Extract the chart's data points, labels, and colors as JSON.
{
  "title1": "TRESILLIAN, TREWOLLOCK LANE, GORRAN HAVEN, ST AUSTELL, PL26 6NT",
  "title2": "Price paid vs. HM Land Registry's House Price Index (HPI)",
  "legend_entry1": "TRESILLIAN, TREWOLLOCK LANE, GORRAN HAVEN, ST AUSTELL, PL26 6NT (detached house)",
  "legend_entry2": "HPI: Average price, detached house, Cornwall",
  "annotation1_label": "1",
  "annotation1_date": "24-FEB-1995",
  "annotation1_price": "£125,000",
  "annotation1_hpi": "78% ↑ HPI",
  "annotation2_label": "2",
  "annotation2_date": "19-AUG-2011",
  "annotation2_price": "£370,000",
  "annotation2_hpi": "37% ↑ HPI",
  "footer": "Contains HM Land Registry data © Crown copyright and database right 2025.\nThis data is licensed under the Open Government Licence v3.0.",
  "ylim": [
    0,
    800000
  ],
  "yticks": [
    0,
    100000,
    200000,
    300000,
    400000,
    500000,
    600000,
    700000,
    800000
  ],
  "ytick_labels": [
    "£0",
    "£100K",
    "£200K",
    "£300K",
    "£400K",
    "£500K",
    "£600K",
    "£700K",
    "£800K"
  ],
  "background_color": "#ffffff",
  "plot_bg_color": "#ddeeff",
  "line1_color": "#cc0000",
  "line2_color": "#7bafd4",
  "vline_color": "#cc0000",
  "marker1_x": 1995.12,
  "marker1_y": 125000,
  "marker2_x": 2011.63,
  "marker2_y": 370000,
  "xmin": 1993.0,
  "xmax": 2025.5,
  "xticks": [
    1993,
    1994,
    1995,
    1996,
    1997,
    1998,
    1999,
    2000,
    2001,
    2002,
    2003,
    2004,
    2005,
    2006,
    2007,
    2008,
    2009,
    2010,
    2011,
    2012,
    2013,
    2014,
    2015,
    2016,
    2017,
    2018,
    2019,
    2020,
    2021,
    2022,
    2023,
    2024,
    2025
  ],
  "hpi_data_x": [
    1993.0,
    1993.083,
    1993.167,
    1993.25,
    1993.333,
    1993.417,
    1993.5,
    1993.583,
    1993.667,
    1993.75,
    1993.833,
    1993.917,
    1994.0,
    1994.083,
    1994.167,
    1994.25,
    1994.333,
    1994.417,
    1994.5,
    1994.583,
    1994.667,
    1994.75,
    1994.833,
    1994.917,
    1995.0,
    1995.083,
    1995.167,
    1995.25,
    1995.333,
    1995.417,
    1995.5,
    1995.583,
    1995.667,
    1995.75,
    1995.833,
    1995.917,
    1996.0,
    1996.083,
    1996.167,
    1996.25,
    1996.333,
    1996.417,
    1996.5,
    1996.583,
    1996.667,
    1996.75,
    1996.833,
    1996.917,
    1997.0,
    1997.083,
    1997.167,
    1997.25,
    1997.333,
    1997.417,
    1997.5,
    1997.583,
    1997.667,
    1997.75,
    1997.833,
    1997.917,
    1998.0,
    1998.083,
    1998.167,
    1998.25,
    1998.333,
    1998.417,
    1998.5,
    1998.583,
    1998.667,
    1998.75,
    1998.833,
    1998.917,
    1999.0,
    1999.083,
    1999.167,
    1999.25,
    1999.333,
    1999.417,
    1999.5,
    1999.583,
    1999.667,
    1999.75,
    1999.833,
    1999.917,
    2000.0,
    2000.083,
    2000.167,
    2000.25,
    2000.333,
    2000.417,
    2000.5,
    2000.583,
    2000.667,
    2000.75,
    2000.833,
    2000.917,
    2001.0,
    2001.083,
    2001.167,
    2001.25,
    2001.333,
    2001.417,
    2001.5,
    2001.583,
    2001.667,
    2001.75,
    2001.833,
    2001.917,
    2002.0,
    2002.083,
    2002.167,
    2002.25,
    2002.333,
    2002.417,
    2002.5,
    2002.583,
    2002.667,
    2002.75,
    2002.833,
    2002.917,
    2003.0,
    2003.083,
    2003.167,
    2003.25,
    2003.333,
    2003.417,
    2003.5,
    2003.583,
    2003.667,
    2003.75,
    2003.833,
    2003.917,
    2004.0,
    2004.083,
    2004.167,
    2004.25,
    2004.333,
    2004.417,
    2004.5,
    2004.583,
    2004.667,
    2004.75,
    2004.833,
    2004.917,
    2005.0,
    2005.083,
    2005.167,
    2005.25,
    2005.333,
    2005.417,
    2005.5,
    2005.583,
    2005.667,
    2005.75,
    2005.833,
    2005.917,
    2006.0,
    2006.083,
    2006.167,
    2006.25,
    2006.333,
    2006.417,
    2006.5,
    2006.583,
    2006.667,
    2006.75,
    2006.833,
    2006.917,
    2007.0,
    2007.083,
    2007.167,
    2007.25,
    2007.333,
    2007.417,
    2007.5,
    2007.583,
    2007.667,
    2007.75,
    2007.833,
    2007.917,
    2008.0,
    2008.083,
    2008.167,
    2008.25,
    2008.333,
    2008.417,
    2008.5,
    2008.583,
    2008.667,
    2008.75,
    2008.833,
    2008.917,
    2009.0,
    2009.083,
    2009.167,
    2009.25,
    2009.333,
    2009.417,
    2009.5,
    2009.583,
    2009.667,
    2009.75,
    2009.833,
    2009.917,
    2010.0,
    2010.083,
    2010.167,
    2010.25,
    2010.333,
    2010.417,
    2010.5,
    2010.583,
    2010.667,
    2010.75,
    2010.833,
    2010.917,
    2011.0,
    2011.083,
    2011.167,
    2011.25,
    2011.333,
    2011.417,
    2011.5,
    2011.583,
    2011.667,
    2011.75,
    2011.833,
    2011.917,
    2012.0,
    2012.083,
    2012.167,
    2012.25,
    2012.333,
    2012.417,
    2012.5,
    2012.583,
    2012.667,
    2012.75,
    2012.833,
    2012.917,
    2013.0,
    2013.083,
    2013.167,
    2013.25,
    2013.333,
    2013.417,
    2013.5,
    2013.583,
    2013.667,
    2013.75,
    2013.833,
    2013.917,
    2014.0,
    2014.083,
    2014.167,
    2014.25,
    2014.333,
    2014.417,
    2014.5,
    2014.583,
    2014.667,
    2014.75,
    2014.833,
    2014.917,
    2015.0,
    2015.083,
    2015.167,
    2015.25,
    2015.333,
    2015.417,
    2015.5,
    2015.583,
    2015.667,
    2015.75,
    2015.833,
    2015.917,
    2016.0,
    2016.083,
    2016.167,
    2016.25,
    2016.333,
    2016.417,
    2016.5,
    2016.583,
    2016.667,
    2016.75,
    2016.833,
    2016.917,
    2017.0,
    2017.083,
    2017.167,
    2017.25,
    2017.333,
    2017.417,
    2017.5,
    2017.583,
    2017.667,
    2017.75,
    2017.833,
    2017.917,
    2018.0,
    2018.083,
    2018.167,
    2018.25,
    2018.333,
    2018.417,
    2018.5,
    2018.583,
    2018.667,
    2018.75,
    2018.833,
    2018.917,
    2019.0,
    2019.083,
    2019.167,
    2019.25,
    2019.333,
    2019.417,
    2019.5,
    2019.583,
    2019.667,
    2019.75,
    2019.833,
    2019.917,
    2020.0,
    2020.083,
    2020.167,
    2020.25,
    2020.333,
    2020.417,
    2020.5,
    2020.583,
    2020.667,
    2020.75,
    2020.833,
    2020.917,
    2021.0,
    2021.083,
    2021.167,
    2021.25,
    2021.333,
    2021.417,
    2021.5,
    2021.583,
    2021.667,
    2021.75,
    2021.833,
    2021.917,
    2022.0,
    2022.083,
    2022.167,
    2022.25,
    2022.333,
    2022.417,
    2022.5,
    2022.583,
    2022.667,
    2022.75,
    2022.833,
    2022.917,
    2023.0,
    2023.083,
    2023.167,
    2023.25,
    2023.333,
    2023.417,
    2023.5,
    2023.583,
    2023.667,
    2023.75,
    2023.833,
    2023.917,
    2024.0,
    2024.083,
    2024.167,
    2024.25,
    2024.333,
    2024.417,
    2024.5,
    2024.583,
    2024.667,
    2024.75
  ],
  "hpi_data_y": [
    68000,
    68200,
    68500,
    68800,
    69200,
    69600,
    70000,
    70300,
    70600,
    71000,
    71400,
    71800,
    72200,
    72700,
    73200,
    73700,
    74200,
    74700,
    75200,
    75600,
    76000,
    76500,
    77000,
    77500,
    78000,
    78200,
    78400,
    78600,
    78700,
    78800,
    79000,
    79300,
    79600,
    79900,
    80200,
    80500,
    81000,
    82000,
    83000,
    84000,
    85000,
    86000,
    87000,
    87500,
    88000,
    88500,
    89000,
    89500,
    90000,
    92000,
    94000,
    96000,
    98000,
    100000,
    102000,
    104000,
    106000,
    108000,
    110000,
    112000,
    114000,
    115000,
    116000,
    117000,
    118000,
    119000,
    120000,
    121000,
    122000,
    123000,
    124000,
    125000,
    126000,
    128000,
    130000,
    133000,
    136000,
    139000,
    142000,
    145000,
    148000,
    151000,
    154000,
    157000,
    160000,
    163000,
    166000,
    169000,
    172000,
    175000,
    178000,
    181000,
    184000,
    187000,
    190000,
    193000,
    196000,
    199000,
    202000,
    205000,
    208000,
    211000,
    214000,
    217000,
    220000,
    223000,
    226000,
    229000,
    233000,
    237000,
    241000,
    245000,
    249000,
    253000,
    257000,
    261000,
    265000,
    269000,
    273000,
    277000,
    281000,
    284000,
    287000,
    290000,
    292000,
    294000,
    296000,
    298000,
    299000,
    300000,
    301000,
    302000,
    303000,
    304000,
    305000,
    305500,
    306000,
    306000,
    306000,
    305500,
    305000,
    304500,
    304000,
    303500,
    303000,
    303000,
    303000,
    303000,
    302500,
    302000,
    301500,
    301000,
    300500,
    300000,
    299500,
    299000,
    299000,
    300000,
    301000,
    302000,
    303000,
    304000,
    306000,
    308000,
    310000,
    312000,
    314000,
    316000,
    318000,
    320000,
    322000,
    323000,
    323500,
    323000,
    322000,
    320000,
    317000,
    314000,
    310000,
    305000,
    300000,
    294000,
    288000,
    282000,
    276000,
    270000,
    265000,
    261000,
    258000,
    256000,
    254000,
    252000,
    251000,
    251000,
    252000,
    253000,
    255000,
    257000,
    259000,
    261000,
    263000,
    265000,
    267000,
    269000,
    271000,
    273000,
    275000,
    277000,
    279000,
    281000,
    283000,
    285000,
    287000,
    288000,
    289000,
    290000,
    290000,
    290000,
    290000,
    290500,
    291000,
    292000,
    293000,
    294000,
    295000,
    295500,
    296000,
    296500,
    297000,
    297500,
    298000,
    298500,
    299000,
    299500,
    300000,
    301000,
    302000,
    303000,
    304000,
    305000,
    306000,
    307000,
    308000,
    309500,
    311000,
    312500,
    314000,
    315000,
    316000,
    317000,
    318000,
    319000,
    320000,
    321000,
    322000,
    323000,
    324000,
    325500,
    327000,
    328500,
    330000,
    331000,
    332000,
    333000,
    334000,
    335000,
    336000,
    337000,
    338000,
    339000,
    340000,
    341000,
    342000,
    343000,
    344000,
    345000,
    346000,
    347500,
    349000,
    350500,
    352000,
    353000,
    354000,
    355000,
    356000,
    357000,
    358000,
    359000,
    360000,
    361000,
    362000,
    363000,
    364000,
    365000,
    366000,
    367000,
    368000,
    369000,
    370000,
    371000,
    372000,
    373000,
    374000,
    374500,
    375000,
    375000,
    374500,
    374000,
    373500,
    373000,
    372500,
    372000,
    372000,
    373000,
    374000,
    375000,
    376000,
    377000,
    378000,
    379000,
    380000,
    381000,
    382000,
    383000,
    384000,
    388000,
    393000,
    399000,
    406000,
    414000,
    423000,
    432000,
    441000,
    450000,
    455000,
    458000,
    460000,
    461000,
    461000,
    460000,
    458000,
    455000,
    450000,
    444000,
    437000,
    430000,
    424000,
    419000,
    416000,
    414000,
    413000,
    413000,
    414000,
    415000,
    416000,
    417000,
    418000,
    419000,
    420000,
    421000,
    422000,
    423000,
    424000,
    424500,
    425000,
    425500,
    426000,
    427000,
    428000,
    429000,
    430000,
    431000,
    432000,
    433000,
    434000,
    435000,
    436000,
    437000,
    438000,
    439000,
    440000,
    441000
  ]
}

================

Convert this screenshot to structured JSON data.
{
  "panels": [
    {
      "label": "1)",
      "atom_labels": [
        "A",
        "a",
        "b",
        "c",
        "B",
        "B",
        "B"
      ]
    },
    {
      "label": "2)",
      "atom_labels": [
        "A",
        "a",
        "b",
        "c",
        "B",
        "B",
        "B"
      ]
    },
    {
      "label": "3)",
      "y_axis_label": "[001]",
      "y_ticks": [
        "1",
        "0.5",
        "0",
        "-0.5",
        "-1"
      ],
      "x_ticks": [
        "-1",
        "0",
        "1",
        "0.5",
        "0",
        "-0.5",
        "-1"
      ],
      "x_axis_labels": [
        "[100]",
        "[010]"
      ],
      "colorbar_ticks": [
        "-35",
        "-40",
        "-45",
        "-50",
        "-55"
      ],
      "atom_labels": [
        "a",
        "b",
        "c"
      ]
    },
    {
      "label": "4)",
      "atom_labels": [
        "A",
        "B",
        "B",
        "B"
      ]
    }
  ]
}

================

Copy each line of the listing in which the word "TRESILLIAN" can be found.

  "title1": "TRESILLIAN, TREWOLLOCK LANE, GORRAN HAVEN, ST AUSTELL, PL26 6NT",
  "legend_entry1": "TRESILLIAN, TREWOLLOCK LANE, GORRAN HAVEN, ST AUSTELL, PL26 6NT (detached house)",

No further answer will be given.